TASK REQUIREMENTS: Set down every entry word for word. Omit the pictures.

Stored data
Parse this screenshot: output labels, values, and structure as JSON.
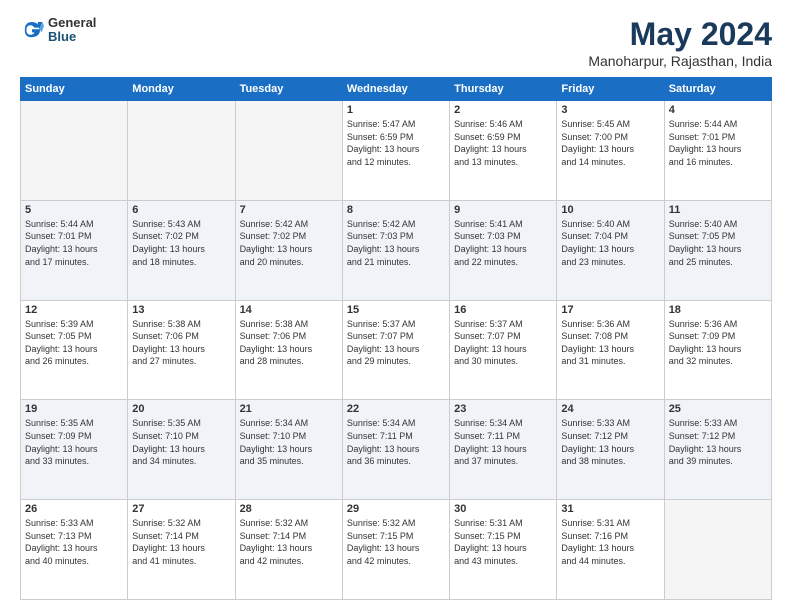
{
  "logo": {
    "general": "General",
    "blue": "Blue"
  },
  "title": "May 2024",
  "location": "Manoharpur, Rajasthan, India",
  "weekdays": [
    "Sunday",
    "Monday",
    "Tuesday",
    "Wednesday",
    "Thursday",
    "Friday",
    "Saturday"
  ],
  "weeks": [
    [
      {
        "day": "",
        "info": ""
      },
      {
        "day": "",
        "info": ""
      },
      {
        "day": "",
        "info": ""
      },
      {
        "day": "1",
        "info": "Sunrise: 5:47 AM\nSunset: 6:59 PM\nDaylight: 13 hours\nand 12 minutes."
      },
      {
        "day": "2",
        "info": "Sunrise: 5:46 AM\nSunset: 6:59 PM\nDaylight: 13 hours\nand 13 minutes."
      },
      {
        "day": "3",
        "info": "Sunrise: 5:45 AM\nSunset: 7:00 PM\nDaylight: 13 hours\nand 14 minutes."
      },
      {
        "day": "4",
        "info": "Sunrise: 5:44 AM\nSunset: 7:01 PM\nDaylight: 13 hours\nand 16 minutes."
      }
    ],
    [
      {
        "day": "5",
        "info": "Sunrise: 5:44 AM\nSunset: 7:01 PM\nDaylight: 13 hours\nand 17 minutes."
      },
      {
        "day": "6",
        "info": "Sunrise: 5:43 AM\nSunset: 7:02 PM\nDaylight: 13 hours\nand 18 minutes."
      },
      {
        "day": "7",
        "info": "Sunrise: 5:42 AM\nSunset: 7:02 PM\nDaylight: 13 hours\nand 20 minutes."
      },
      {
        "day": "8",
        "info": "Sunrise: 5:42 AM\nSunset: 7:03 PM\nDaylight: 13 hours\nand 21 minutes."
      },
      {
        "day": "9",
        "info": "Sunrise: 5:41 AM\nSunset: 7:03 PM\nDaylight: 13 hours\nand 22 minutes."
      },
      {
        "day": "10",
        "info": "Sunrise: 5:40 AM\nSunset: 7:04 PM\nDaylight: 13 hours\nand 23 minutes."
      },
      {
        "day": "11",
        "info": "Sunrise: 5:40 AM\nSunset: 7:05 PM\nDaylight: 13 hours\nand 25 minutes."
      }
    ],
    [
      {
        "day": "12",
        "info": "Sunrise: 5:39 AM\nSunset: 7:05 PM\nDaylight: 13 hours\nand 26 minutes."
      },
      {
        "day": "13",
        "info": "Sunrise: 5:38 AM\nSunset: 7:06 PM\nDaylight: 13 hours\nand 27 minutes."
      },
      {
        "day": "14",
        "info": "Sunrise: 5:38 AM\nSunset: 7:06 PM\nDaylight: 13 hours\nand 28 minutes."
      },
      {
        "day": "15",
        "info": "Sunrise: 5:37 AM\nSunset: 7:07 PM\nDaylight: 13 hours\nand 29 minutes."
      },
      {
        "day": "16",
        "info": "Sunrise: 5:37 AM\nSunset: 7:07 PM\nDaylight: 13 hours\nand 30 minutes."
      },
      {
        "day": "17",
        "info": "Sunrise: 5:36 AM\nSunset: 7:08 PM\nDaylight: 13 hours\nand 31 minutes."
      },
      {
        "day": "18",
        "info": "Sunrise: 5:36 AM\nSunset: 7:09 PM\nDaylight: 13 hours\nand 32 minutes."
      }
    ],
    [
      {
        "day": "19",
        "info": "Sunrise: 5:35 AM\nSunset: 7:09 PM\nDaylight: 13 hours\nand 33 minutes."
      },
      {
        "day": "20",
        "info": "Sunrise: 5:35 AM\nSunset: 7:10 PM\nDaylight: 13 hours\nand 34 minutes."
      },
      {
        "day": "21",
        "info": "Sunrise: 5:34 AM\nSunset: 7:10 PM\nDaylight: 13 hours\nand 35 minutes."
      },
      {
        "day": "22",
        "info": "Sunrise: 5:34 AM\nSunset: 7:11 PM\nDaylight: 13 hours\nand 36 minutes."
      },
      {
        "day": "23",
        "info": "Sunrise: 5:34 AM\nSunset: 7:11 PM\nDaylight: 13 hours\nand 37 minutes."
      },
      {
        "day": "24",
        "info": "Sunrise: 5:33 AM\nSunset: 7:12 PM\nDaylight: 13 hours\nand 38 minutes."
      },
      {
        "day": "25",
        "info": "Sunrise: 5:33 AM\nSunset: 7:12 PM\nDaylight: 13 hours\nand 39 minutes."
      }
    ],
    [
      {
        "day": "26",
        "info": "Sunrise: 5:33 AM\nSunset: 7:13 PM\nDaylight: 13 hours\nand 40 minutes."
      },
      {
        "day": "27",
        "info": "Sunrise: 5:32 AM\nSunset: 7:14 PM\nDaylight: 13 hours\nand 41 minutes."
      },
      {
        "day": "28",
        "info": "Sunrise: 5:32 AM\nSunset: 7:14 PM\nDaylight: 13 hours\nand 42 minutes."
      },
      {
        "day": "29",
        "info": "Sunrise: 5:32 AM\nSunset: 7:15 PM\nDaylight: 13 hours\nand 42 minutes."
      },
      {
        "day": "30",
        "info": "Sunrise: 5:31 AM\nSunset: 7:15 PM\nDaylight: 13 hours\nand 43 minutes."
      },
      {
        "day": "31",
        "info": "Sunrise: 5:31 AM\nSunset: 7:16 PM\nDaylight: 13 hours\nand 44 minutes."
      },
      {
        "day": "",
        "info": ""
      }
    ]
  ]
}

ANSWER BELOW:
Parse this screenshot: output labels, values, and structure as JSON.
{
  "logo": {
    "general": "General",
    "blue": "Blue"
  },
  "title": "May 2024",
  "location": "Manoharpur, Rajasthan, India",
  "weekdays": [
    "Sunday",
    "Monday",
    "Tuesday",
    "Wednesday",
    "Thursday",
    "Friday",
    "Saturday"
  ],
  "weeks": [
    [
      {
        "day": "",
        "info": ""
      },
      {
        "day": "",
        "info": ""
      },
      {
        "day": "",
        "info": ""
      },
      {
        "day": "1",
        "info": "Sunrise: 5:47 AM\nSunset: 6:59 PM\nDaylight: 13 hours\nand 12 minutes."
      },
      {
        "day": "2",
        "info": "Sunrise: 5:46 AM\nSunset: 6:59 PM\nDaylight: 13 hours\nand 13 minutes."
      },
      {
        "day": "3",
        "info": "Sunrise: 5:45 AM\nSunset: 7:00 PM\nDaylight: 13 hours\nand 14 minutes."
      },
      {
        "day": "4",
        "info": "Sunrise: 5:44 AM\nSunset: 7:01 PM\nDaylight: 13 hours\nand 16 minutes."
      }
    ],
    [
      {
        "day": "5",
        "info": "Sunrise: 5:44 AM\nSunset: 7:01 PM\nDaylight: 13 hours\nand 17 minutes."
      },
      {
        "day": "6",
        "info": "Sunrise: 5:43 AM\nSunset: 7:02 PM\nDaylight: 13 hours\nand 18 minutes."
      },
      {
        "day": "7",
        "info": "Sunrise: 5:42 AM\nSunset: 7:02 PM\nDaylight: 13 hours\nand 20 minutes."
      },
      {
        "day": "8",
        "info": "Sunrise: 5:42 AM\nSunset: 7:03 PM\nDaylight: 13 hours\nand 21 minutes."
      },
      {
        "day": "9",
        "info": "Sunrise: 5:41 AM\nSunset: 7:03 PM\nDaylight: 13 hours\nand 22 minutes."
      },
      {
        "day": "10",
        "info": "Sunrise: 5:40 AM\nSunset: 7:04 PM\nDaylight: 13 hours\nand 23 minutes."
      },
      {
        "day": "11",
        "info": "Sunrise: 5:40 AM\nSunset: 7:05 PM\nDaylight: 13 hours\nand 25 minutes."
      }
    ],
    [
      {
        "day": "12",
        "info": "Sunrise: 5:39 AM\nSunset: 7:05 PM\nDaylight: 13 hours\nand 26 minutes."
      },
      {
        "day": "13",
        "info": "Sunrise: 5:38 AM\nSunset: 7:06 PM\nDaylight: 13 hours\nand 27 minutes."
      },
      {
        "day": "14",
        "info": "Sunrise: 5:38 AM\nSunset: 7:06 PM\nDaylight: 13 hours\nand 28 minutes."
      },
      {
        "day": "15",
        "info": "Sunrise: 5:37 AM\nSunset: 7:07 PM\nDaylight: 13 hours\nand 29 minutes."
      },
      {
        "day": "16",
        "info": "Sunrise: 5:37 AM\nSunset: 7:07 PM\nDaylight: 13 hours\nand 30 minutes."
      },
      {
        "day": "17",
        "info": "Sunrise: 5:36 AM\nSunset: 7:08 PM\nDaylight: 13 hours\nand 31 minutes."
      },
      {
        "day": "18",
        "info": "Sunrise: 5:36 AM\nSunset: 7:09 PM\nDaylight: 13 hours\nand 32 minutes."
      }
    ],
    [
      {
        "day": "19",
        "info": "Sunrise: 5:35 AM\nSunset: 7:09 PM\nDaylight: 13 hours\nand 33 minutes."
      },
      {
        "day": "20",
        "info": "Sunrise: 5:35 AM\nSunset: 7:10 PM\nDaylight: 13 hours\nand 34 minutes."
      },
      {
        "day": "21",
        "info": "Sunrise: 5:34 AM\nSunset: 7:10 PM\nDaylight: 13 hours\nand 35 minutes."
      },
      {
        "day": "22",
        "info": "Sunrise: 5:34 AM\nSunset: 7:11 PM\nDaylight: 13 hours\nand 36 minutes."
      },
      {
        "day": "23",
        "info": "Sunrise: 5:34 AM\nSunset: 7:11 PM\nDaylight: 13 hours\nand 37 minutes."
      },
      {
        "day": "24",
        "info": "Sunrise: 5:33 AM\nSunset: 7:12 PM\nDaylight: 13 hours\nand 38 minutes."
      },
      {
        "day": "25",
        "info": "Sunrise: 5:33 AM\nSunset: 7:12 PM\nDaylight: 13 hours\nand 39 minutes."
      }
    ],
    [
      {
        "day": "26",
        "info": "Sunrise: 5:33 AM\nSunset: 7:13 PM\nDaylight: 13 hours\nand 40 minutes."
      },
      {
        "day": "27",
        "info": "Sunrise: 5:32 AM\nSunset: 7:14 PM\nDaylight: 13 hours\nand 41 minutes."
      },
      {
        "day": "28",
        "info": "Sunrise: 5:32 AM\nSunset: 7:14 PM\nDaylight: 13 hours\nand 42 minutes."
      },
      {
        "day": "29",
        "info": "Sunrise: 5:32 AM\nSunset: 7:15 PM\nDaylight: 13 hours\nand 42 minutes."
      },
      {
        "day": "30",
        "info": "Sunrise: 5:31 AM\nSunset: 7:15 PM\nDaylight: 13 hours\nand 43 minutes."
      },
      {
        "day": "31",
        "info": "Sunrise: 5:31 AM\nSunset: 7:16 PM\nDaylight: 13 hours\nand 44 minutes."
      },
      {
        "day": "",
        "info": ""
      }
    ]
  ]
}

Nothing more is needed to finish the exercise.